_Data records_.
+ + + +

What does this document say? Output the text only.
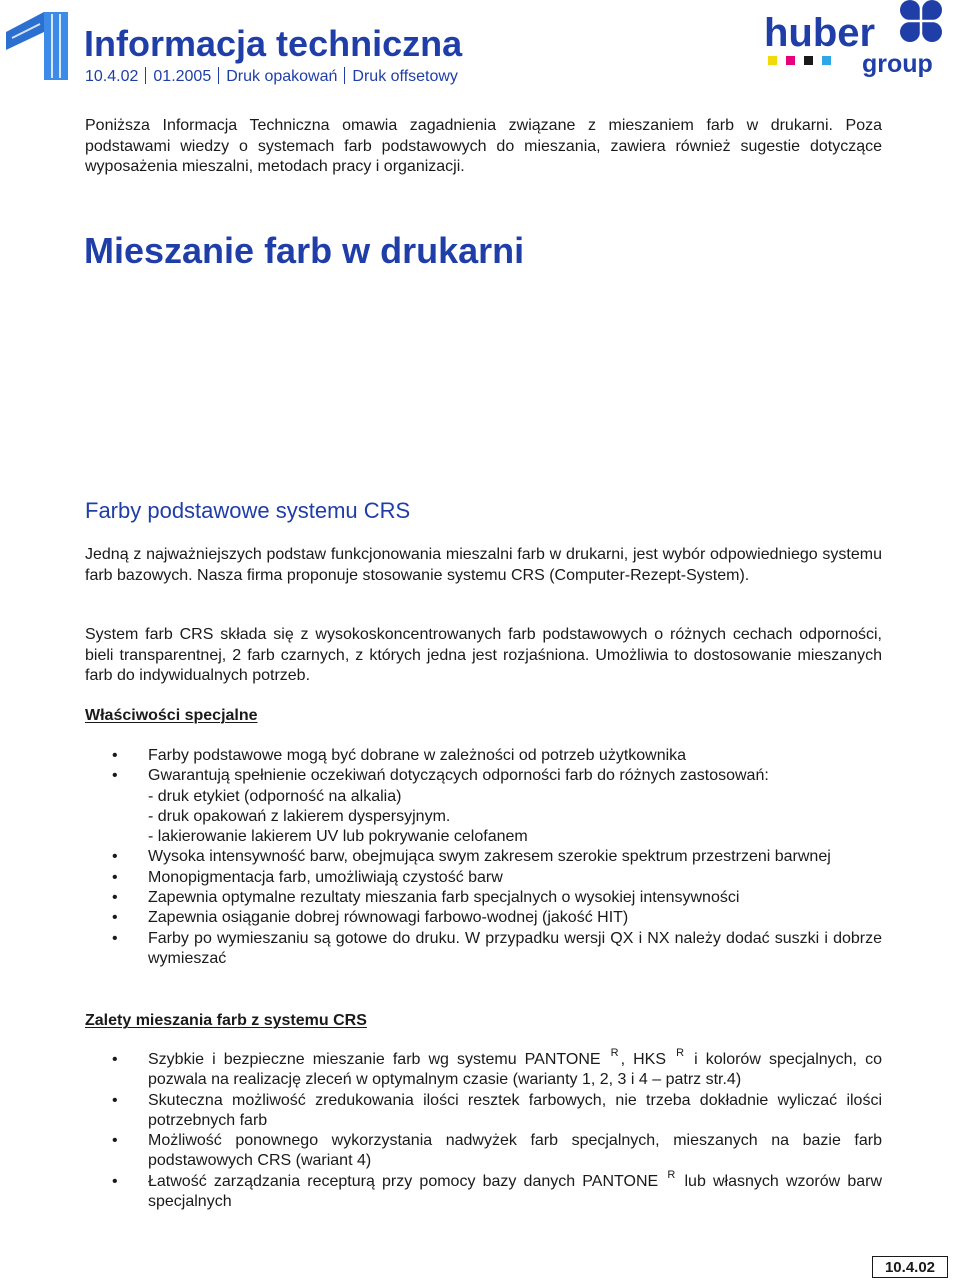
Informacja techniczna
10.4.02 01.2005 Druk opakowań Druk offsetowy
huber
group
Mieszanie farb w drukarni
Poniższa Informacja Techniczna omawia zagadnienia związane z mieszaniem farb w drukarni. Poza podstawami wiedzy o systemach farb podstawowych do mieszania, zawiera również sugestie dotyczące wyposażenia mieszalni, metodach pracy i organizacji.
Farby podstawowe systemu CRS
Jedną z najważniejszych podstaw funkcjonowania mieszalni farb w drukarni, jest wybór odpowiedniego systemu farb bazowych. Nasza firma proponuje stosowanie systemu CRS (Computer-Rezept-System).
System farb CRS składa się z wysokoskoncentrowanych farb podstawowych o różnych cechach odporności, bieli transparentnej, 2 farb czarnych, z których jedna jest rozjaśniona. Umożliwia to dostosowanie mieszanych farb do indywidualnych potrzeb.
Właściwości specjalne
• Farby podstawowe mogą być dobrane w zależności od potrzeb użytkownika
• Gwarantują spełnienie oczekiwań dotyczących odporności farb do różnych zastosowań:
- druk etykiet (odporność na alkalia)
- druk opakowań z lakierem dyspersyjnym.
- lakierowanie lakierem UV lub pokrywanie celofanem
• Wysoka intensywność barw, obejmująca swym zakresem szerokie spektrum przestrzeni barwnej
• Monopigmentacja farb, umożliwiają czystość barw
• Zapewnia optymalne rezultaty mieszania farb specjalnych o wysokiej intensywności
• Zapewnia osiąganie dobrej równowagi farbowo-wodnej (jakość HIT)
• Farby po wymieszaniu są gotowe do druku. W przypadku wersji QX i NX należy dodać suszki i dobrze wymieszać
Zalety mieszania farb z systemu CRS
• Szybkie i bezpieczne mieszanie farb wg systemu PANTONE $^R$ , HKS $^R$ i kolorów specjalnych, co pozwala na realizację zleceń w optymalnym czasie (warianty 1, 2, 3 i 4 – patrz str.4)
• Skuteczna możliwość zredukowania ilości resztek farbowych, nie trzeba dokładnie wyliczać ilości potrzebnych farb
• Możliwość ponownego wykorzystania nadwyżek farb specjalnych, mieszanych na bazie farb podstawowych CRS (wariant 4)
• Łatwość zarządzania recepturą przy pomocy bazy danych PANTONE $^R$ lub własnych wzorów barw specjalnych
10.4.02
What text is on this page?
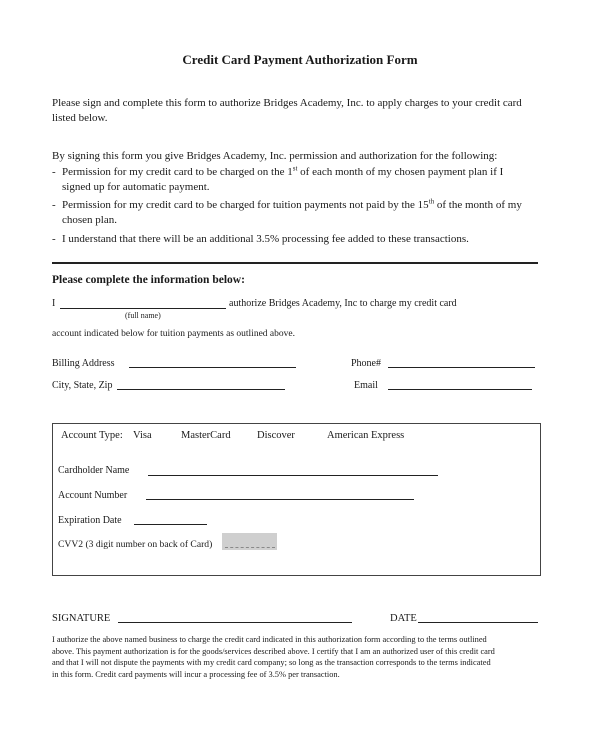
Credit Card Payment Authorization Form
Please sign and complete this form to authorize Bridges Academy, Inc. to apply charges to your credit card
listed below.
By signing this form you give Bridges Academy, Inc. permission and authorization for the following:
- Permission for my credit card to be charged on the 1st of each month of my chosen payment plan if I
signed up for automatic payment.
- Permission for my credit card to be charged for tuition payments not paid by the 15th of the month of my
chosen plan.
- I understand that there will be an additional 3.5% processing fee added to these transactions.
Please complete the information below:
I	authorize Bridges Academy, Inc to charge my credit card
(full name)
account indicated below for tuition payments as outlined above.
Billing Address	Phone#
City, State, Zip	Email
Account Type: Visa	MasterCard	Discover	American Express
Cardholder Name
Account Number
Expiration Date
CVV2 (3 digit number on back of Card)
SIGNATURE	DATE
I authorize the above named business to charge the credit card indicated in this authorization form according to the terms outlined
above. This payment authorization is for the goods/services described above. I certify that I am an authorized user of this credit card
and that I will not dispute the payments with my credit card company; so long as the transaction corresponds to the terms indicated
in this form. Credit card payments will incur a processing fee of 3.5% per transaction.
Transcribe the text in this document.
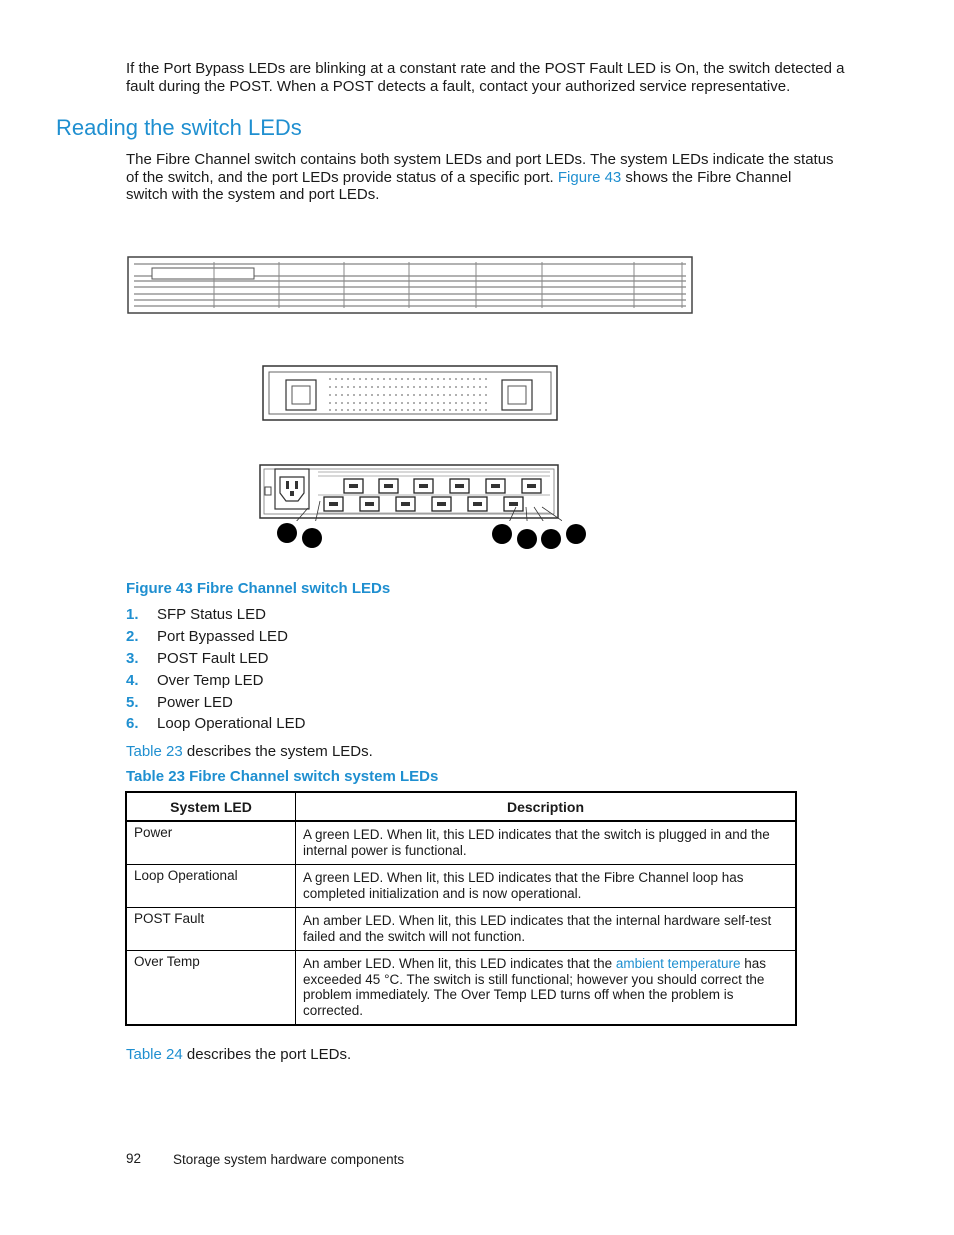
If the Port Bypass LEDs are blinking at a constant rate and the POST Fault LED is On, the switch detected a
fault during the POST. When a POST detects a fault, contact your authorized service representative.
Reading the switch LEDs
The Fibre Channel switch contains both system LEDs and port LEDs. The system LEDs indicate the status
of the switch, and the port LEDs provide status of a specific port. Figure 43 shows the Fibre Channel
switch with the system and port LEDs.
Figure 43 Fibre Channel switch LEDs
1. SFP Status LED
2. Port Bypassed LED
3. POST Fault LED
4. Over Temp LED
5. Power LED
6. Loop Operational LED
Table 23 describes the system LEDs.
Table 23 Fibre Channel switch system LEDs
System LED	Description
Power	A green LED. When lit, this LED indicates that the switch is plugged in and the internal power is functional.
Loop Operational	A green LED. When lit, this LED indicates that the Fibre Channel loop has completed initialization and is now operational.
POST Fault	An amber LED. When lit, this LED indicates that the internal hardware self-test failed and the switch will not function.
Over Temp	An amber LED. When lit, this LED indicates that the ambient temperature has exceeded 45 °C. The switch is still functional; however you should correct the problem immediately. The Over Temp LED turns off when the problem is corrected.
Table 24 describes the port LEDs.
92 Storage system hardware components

+ + + +

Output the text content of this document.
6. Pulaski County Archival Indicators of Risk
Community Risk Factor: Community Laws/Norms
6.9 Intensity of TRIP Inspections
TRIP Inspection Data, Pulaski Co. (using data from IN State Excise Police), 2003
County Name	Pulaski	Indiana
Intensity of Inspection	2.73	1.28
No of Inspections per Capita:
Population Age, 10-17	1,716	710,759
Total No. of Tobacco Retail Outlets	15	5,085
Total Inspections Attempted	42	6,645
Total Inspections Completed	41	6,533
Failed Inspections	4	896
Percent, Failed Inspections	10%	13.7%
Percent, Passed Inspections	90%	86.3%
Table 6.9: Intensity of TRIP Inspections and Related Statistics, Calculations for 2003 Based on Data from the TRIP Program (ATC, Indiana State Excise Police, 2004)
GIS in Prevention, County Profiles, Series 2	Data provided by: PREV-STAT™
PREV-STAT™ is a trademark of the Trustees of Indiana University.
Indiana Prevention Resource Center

+ + + +

_To be done_. Report how many lines above hold the string "from", giving nothing but the number.

_Answer for the task_. 2